Records from a collection »
▽
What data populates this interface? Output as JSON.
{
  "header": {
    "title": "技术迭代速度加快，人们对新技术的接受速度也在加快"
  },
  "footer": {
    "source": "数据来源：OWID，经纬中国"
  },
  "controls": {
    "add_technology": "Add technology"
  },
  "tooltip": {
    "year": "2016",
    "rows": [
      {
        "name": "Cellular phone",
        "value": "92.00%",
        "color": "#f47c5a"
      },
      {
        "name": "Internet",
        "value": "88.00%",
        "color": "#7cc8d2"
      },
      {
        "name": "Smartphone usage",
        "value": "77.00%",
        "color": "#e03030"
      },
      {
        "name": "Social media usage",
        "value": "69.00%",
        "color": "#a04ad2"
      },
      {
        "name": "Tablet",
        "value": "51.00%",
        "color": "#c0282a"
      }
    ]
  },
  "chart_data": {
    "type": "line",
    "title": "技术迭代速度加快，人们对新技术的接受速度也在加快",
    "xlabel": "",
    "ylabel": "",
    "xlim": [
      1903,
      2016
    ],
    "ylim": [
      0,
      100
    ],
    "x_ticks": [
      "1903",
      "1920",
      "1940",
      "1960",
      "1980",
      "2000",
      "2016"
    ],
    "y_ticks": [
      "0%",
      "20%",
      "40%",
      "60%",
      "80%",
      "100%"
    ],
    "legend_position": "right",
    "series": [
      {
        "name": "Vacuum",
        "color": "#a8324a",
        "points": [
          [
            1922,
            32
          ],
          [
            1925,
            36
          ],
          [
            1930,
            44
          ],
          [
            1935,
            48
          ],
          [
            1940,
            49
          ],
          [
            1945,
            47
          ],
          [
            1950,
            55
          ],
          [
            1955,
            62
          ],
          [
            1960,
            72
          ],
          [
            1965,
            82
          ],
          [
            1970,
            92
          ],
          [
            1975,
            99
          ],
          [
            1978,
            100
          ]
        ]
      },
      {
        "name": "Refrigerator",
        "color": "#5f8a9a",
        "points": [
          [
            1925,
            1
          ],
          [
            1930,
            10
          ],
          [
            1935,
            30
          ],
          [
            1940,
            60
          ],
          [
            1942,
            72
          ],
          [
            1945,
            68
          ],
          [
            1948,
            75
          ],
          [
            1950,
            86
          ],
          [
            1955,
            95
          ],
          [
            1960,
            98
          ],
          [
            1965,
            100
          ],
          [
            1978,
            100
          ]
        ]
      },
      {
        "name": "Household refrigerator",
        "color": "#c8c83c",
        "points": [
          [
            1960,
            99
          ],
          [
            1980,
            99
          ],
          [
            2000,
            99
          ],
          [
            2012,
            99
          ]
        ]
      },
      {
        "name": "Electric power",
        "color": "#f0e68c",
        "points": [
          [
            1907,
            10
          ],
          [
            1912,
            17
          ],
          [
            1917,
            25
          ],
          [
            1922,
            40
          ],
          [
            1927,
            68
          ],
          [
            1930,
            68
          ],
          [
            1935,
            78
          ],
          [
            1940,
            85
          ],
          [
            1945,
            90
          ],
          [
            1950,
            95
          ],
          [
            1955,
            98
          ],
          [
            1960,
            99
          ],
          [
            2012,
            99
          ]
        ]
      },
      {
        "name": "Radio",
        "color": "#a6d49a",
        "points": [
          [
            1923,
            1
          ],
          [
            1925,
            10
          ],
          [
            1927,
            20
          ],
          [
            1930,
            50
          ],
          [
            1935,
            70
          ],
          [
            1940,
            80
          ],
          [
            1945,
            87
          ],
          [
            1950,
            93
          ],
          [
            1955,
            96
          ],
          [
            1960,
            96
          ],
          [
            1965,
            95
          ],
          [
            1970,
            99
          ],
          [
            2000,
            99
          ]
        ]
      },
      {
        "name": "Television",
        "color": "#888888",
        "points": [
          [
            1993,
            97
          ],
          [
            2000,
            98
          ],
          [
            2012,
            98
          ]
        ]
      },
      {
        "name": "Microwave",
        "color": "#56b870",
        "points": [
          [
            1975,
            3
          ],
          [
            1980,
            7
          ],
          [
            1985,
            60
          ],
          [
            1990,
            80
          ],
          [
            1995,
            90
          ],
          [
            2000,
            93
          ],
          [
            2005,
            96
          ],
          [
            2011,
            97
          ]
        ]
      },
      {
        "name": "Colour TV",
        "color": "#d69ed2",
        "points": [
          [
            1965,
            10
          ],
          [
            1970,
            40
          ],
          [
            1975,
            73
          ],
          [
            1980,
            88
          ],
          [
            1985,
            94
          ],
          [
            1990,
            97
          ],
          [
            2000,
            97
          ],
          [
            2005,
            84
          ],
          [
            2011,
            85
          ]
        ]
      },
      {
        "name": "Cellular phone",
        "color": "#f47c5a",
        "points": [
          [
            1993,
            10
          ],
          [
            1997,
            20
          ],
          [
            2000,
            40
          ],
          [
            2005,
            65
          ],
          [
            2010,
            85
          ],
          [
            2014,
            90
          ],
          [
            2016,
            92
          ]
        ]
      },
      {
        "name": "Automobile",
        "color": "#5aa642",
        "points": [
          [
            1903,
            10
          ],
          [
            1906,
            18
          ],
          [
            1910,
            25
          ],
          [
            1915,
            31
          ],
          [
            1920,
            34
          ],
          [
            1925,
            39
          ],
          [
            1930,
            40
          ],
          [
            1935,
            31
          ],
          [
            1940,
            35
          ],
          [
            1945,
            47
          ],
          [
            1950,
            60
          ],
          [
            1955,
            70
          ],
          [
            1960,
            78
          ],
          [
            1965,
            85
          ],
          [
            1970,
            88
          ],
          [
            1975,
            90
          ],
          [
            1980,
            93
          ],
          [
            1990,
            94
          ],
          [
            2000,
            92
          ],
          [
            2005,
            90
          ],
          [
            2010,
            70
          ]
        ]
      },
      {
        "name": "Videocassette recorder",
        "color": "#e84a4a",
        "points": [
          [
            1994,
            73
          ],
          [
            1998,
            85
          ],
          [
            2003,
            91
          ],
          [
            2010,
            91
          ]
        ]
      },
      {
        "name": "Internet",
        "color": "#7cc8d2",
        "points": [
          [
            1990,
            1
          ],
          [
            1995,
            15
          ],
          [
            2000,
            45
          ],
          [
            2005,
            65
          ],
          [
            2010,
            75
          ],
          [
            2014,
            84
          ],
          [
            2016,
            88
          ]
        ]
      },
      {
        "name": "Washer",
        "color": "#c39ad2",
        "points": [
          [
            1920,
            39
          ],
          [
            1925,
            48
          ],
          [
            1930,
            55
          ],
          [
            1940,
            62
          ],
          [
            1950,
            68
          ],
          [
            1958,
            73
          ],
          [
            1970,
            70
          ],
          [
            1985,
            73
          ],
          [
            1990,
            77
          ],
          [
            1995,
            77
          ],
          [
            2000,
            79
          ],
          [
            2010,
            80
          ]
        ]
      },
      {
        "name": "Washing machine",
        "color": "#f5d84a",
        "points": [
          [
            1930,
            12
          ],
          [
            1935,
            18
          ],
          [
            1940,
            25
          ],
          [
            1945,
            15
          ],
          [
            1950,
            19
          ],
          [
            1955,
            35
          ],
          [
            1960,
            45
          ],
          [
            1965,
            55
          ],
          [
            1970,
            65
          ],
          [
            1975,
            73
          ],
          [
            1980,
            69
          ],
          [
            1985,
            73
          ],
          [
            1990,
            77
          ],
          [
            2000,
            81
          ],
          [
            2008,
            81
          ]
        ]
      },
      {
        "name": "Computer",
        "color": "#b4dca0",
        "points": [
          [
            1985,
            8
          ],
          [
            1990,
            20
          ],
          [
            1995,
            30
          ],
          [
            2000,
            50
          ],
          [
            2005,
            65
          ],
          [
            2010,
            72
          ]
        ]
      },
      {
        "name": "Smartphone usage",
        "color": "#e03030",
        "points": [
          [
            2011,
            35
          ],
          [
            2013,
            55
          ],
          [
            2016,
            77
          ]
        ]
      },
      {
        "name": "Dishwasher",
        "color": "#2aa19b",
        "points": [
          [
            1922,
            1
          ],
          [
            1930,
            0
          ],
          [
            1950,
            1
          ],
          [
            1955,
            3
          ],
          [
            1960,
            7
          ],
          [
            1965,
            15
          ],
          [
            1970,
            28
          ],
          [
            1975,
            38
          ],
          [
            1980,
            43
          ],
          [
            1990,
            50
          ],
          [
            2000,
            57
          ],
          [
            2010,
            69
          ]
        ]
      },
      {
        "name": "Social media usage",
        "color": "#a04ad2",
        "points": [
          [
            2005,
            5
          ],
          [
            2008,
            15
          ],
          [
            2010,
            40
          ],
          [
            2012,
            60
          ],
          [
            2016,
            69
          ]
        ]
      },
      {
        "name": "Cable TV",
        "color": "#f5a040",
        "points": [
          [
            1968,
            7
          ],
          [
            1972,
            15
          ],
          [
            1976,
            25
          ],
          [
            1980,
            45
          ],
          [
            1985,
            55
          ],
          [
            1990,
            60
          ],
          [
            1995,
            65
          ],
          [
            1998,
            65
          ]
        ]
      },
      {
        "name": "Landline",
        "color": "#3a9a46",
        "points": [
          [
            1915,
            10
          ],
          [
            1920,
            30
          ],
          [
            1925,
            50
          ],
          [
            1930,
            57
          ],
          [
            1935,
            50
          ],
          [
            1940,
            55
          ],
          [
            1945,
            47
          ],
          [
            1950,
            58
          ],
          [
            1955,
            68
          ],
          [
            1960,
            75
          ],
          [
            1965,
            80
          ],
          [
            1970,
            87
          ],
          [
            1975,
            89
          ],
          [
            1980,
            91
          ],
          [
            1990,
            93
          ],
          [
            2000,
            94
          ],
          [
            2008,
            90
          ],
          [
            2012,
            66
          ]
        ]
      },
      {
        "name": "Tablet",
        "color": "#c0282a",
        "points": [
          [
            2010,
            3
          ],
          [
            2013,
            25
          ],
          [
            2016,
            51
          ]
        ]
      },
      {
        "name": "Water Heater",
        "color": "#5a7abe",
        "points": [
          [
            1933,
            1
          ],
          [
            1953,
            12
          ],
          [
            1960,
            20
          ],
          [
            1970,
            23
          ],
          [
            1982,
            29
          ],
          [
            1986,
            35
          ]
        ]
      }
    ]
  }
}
△
Task instructions » Count every line in the data that contains the word "title", then give that count and nothing else.

Solution » 2